Dataset records:
■ ■ ■ ■
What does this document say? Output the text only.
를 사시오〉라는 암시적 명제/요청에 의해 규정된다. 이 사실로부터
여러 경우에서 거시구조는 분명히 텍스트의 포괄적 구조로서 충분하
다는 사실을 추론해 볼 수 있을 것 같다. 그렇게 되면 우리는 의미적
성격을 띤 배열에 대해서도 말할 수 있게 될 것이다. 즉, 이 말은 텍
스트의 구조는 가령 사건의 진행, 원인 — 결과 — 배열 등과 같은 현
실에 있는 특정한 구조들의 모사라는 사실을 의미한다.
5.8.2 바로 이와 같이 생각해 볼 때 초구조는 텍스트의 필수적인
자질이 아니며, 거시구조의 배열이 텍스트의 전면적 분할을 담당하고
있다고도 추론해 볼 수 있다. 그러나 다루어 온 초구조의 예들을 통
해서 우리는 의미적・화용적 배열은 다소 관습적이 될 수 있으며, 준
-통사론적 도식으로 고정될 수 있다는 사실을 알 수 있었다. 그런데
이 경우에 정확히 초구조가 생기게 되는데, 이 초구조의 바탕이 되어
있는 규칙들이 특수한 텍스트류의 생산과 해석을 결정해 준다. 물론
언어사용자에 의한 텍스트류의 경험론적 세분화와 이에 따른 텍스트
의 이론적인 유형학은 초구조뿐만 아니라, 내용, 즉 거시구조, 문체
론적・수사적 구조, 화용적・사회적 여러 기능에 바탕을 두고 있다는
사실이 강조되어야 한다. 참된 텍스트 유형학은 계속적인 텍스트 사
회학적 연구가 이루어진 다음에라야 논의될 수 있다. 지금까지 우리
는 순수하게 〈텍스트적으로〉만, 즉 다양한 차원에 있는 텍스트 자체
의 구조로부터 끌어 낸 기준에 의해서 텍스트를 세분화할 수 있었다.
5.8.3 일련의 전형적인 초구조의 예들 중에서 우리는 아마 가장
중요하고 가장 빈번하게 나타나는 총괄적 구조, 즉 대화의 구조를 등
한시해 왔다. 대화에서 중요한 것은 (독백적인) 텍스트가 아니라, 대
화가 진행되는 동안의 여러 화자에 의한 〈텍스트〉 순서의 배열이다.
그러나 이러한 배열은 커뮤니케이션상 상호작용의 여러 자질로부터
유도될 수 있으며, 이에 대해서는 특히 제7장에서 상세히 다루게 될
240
■ ■ ■ ■
Do this: Collect the lines of the records that include the string "텍스트의".

Result:
여러 경우에서 거시구조는 분명히 텍스트의 포괄적 구조로서 충분하
5.8.2 바로 이와 같이 생각해 볼 때 초구조는 텍스트의 필수적인
자질이 아니며, 거시구조의 배열이 텍스트의 전면적 분할을 담당하고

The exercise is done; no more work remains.